[Dataset entries on figures]
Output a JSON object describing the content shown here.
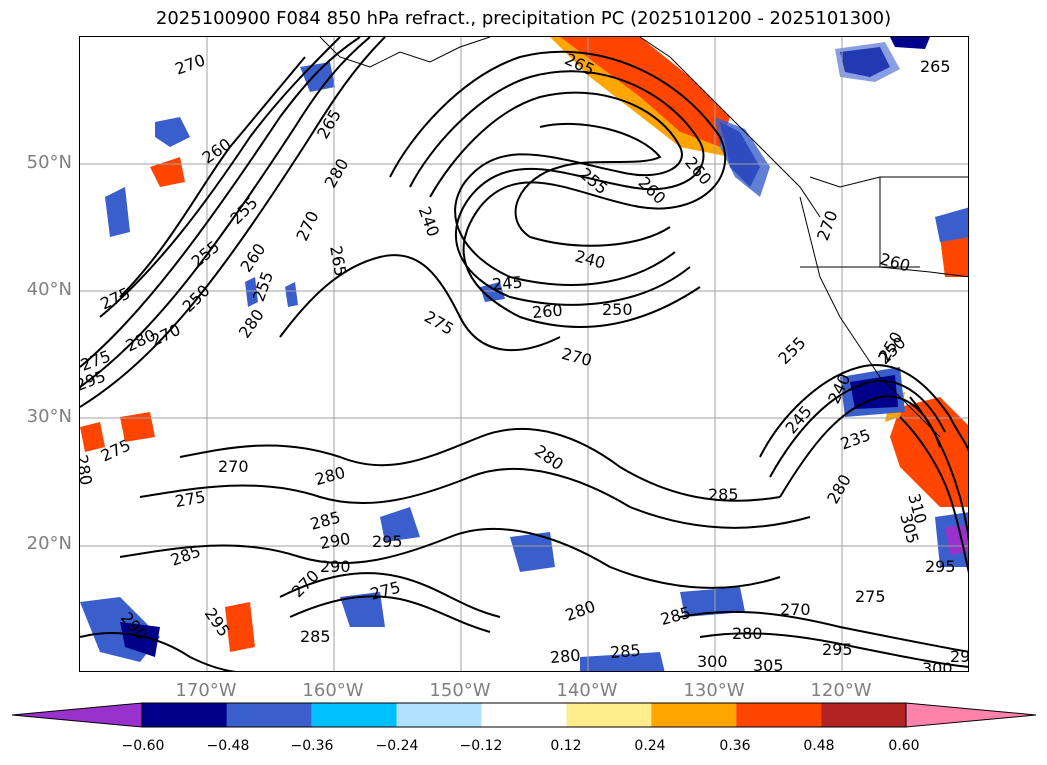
{
  "title": "2025100900 F084 850 hPa refract., precipitation PC (2025101200 - 2025101300)",
  "lat_labels": [
    "50°N",
    "40°N",
    "30°N",
    "20°N"
  ],
  "lon_labels": [
    "170°W",
    "160°W",
    "150°W",
    "140°W",
    "130°W",
    "120°W"
  ],
  "colorbar": {
    "ticks": [
      "−0.60",
      "−0.48",
      "−0.36",
      "−0.24",
      "−0.12",
      "0.12",
      "0.24",
      "0.36",
      "0.48",
      "0.60"
    ],
    "colors": [
      "#9932cc",
      "#00008b",
      "#3a5fcd",
      "#00bfff",
      "#b0e2ff",
      "#ffffff",
      "#ffec8b",
      "#ffa500",
      "#ff4500",
      "#b22222",
      "#ff82ab"
    ]
  },
  "contour_labels": [
    "270",
    "260",
    "265",
    "255",
    "250",
    "245",
    "240",
    "235",
    "275",
    "280",
    "285",
    "290",
    "295",
    "300",
    "305",
    "310"
  ],
  "placed_labels": [
    {
      "text": "270"
    },
    {
      "text": "265"
    },
    {
      "text": "260"
    },
    {
      "text": "255"
    },
    {
      "text": "280"
    },
    {
      "text": "270"
    },
    {
      "text": "260"
    },
    {
      "text": "255"
    },
    {
      "text": "250"
    },
    {
      "text": "275"
    },
    {
      "text": "280"
    },
    {
      "text": "275"
    },
    {
      "text": "295"
    },
    {
      "text": "265"
    },
    {
      "text": "240"
    },
    {
      "text": "255"
    },
    {
      "text": "240"
    },
    {
      "text": "245"
    },
    {
      "text": "260"
    },
    {
      "text": "250"
    },
    {
      "text": "275"
    },
    {
      "text": "270"
    },
    {
      "text": "265"
    },
    {
      "text": "260"
    },
    {
      "text": "265"
    },
    {
      "text": "270"
    },
    {
      "text": "260"
    },
    {
      "text": "255"
    },
    {
      "text": "250"
    },
    {
      "text": "245"
    },
    {
      "text": "240"
    },
    {
      "text": "235"
    },
    {
      "text": "275"
    },
    {
      "text": "270"
    },
    {
      "text": "280"
    },
    {
      "text": "275"
    },
    {
      "text": "280"
    },
    {
      "text": "285"
    },
    {
      "text": "280"
    },
    {
      "text": "285"
    },
    {
      "text": "290"
    },
    {
      "text": "285"
    },
    {
      "text": "270"
    },
    {
      "text": "275"
    },
    {
      "text": "290"
    },
    {
      "text": "295"
    },
    {
      "text": "290"
    },
    {
      "text": "295"
    },
    {
      "text": "285"
    },
    {
      "text": "280"
    },
    {
      "text": "280"
    },
    {
      "text": "285"
    },
    {
      "text": "285"
    },
    {
      "text": "270"
    },
    {
      "text": "280"
    },
    {
      "text": "300"
    },
    {
      "text": "305"
    },
    {
      "text": "275"
    },
    {
      "text": "295"
    },
    {
      "text": "300"
    },
    {
      "text": "310"
    },
    {
      "text": "305"
    },
    {
      "text": "295"
    },
    {
      "text": "29"
    },
    {
      "text": "280"
    },
    {
      "text": "260"
    },
    {
      "text": "250"
    },
    {
      "text": "255"
    },
    {
      "text": "270"
    },
    {
      "text": "280"
    }
  ]
}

Your task: Go through the listing above and write it out again exactly, dropping the pictures.

Written answer:
Output a JSON object describing the content shown here.
{
  "title": "2025100900 F084 850 hPa refract., precipitation PC (2025101200 - 2025101300)",
  "lat_labels": [
    "50°N",
    "40°N",
    "30°N",
    "20°N"
  ],
  "lon_labels": [
    "170°W",
    "160°W",
    "150°W",
    "140°W",
    "130°W",
    "120°W"
  ],
  "colorbar": {
    "ticks": [
      "−0.60",
      "−0.48",
      "−0.36",
      "−0.24",
      "−0.12",
      "0.12",
      "0.24",
      "0.36",
      "0.48",
      "0.60"
    ],
    "colors": [
      "#9932cc",
      "#00008b",
      "#3a5fcd",
      "#00bfff",
      "#b0e2ff",
      "#ffffff",
      "#ffec8b",
      "#ffa500",
      "#ff4500",
      "#b22222",
      "#ff82ab"
    ]
  },
  "contour_labels": [
    "270",
    "260",
    "265",
    "255",
    "250",
    "245",
    "240",
    "235",
    "275",
    "280",
    "285",
    "290",
    "295",
    "300",
    "305",
    "310"
  ],
  "placed_labels": [
    {
      "text": "270"
    },
    {
      "text": "265"
    },
    {
      "text": "260"
    },
    {
      "text": "255"
    },
    {
      "text": "280"
    },
    {
      "text": "270"
    },
    {
      "text": "260"
    },
    {
      "text": "255"
    },
    {
      "text": "250"
    },
    {
      "text": "275"
    },
    {
      "text": "280"
    },
    {
      "text": "275"
    },
    {
      "text": "295"
    },
    {
      "text": "265"
    },
    {
      "text": "240"
    },
    {
      "text": "255"
    },
    {
      "text": "240"
    },
    {
      "text": "245"
    },
    {
      "text": "260"
    },
    {
      "text": "250"
    },
    {
      "text": "275"
    },
    {
      "text": "270"
    },
    {
      "text": "265"
    },
    {
      "text": "260"
    },
    {
      "text": "265"
    },
    {
      "text": "270"
    },
    {
      "text": "260"
    },
    {
      "text": "255"
    },
    {
      "text": "250"
    },
    {
      "text": "245"
    },
    {
      "text": "240"
    },
    {
      "text": "235"
    },
    {
      "text": "275"
    },
    {
      "text": "270"
    },
    {
      "text": "280"
    },
    {
      "text": "275"
    },
    {
      "text": "280"
    },
    {
      "text": "285"
    },
    {
      "text": "280"
    },
    {
      "text": "285"
    },
    {
      "text": "290"
    },
    {
      "text": "285"
    },
    {
      "text": "270"
    },
    {
      "text": "275"
    },
    {
      "text": "290"
    },
    {
      "text": "295"
    },
    {
      "text": "290"
    },
    {
      "text": "295"
    },
    {
      "text": "285"
    },
    {
      "text": "280"
    },
    {
      "text": "280"
    },
    {
      "text": "285"
    },
    {
      "text": "285"
    },
    {
      "text": "270"
    },
    {
      "text": "280"
    },
    {
      "text": "300"
    },
    {
      "text": "305"
    },
    {
      "text": "275"
    },
    {
      "text": "295"
    },
    {
      "text": "300"
    },
    {
      "text": "310"
    },
    {
      "text": "305"
    },
    {
      "text": "295"
    },
    {
      "text": "29"
    },
    {
      "text": "280"
    },
    {
      "text": "260"
    },
    {
      "text": "250"
    },
    {
      "text": "255"
    },
    {
      "text": "270"
    },
    {
      "text": "280"
    }
  ]
}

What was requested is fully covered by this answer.